| TASK DETAILS |
Set each entry down verbatim, omitting images.

| MATERIAL PROVIDED |
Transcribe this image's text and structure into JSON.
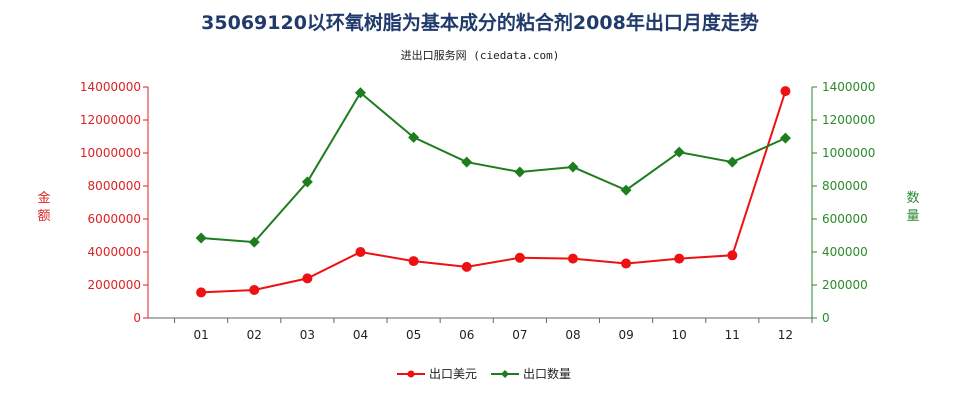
{
  "chart_data": {
    "type": "line",
    "title": "35069120以环氧树脂为基本成分的粘合剂2008年出口月度走势",
    "subtitle": "进出口服务网 (ciedata.com)",
    "categories": [
      "01",
      "02",
      "03",
      "04",
      "05",
      "06",
      "07",
      "08",
      "09",
      "10",
      "11",
      "12"
    ],
    "y_left": {
      "label": "金额",
      "range": [
        0,
        14000000
      ],
      "ticks": [
        "0",
        "2000000",
        "4000000",
        "6000000",
        "8000000",
        "10000000",
        "12000000",
        "14000000"
      ],
      "color": "#dd2222"
    },
    "y_right": {
      "label": "数量",
      "range": [
        0,
        1400000
      ],
      "ticks": [
        "0",
        "200000",
        "400000",
        "600000",
        "800000",
        "1000000",
        "1200000",
        "1400000"
      ],
      "color": "#2a8a2a"
    },
    "series": [
      {
        "name": "出口美元",
        "axis": "left",
        "color": "#ee1111",
        "marker": "circle",
        "values": [
          1550000,
          1700000,
          2400000,
          4000000,
          3450000,
          3100000,
          3650000,
          3600000,
          3300000,
          3600000,
          3800000,
          13750000
        ]
      },
      {
        "name": "出口数量",
        "axis": "right",
        "color": "#1e7d1e",
        "marker": "diamond",
        "values": [
          485000,
          460000,
          825000,
          1365000,
          1095000,
          945000,
          885000,
          915000,
          775000,
          1005000,
          945000,
          1090000
        ]
      }
    ],
    "grid": false,
    "legend_position": "bottom"
  }
}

| SOLUTION BELOW |
Transcribe this image's text and structure into JSON.
{
  "chart_data": {
    "type": "line",
    "title": "35069120以环氧树脂为基本成分的粘合剂2008年出口月度走势",
    "subtitle": "进出口服务网 (ciedata.com)",
    "categories": [
      "01",
      "02",
      "03",
      "04",
      "05",
      "06",
      "07",
      "08",
      "09",
      "10",
      "11",
      "12"
    ],
    "y_left": {
      "label": "金额",
      "range": [
        0,
        14000000
      ],
      "ticks": [
        "0",
        "2000000",
        "4000000",
        "6000000",
        "8000000",
        "10000000",
        "12000000",
        "14000000"
      ],
      "color": "#dd2222"
    },
    "y_right": {
      "label": "数量",
      "range": [
        0,
        1400000
      ],
      "ticks": [
        "0",
        "200000",
        "400000",
        "600000",
        "800000",
        "1000000",
        "1200000",
        "1400000"
      ],
      "color": "#2a8a2a"
    },
    "series": [
      {
        "name": "出口美元",
        "axis": "left",
        "color": "#ee1111",
        "marker": "circle",
        "values": [
          1550000,
          1700000,
          2400000,
          4000000,
          3450000,
          3100000,
          3650000,
          3600000,
          3300000,
          3600000,
          3800000,
          13750000
        ]
      },
      {
        "name": "出口数量",
        "axis": "right",
        "color": "#1e7d1e",
        "marker": "diamond",
        "values": [
          485000,
          460000,
          825000,
          1365000,
          1095000,
          945000,
          885000,
          915000,
          775000,
          1005000,
          945000,
          1090000
        ]
      }
    ],
    "grid": false,
    "legend_position": "bottom"
  }
}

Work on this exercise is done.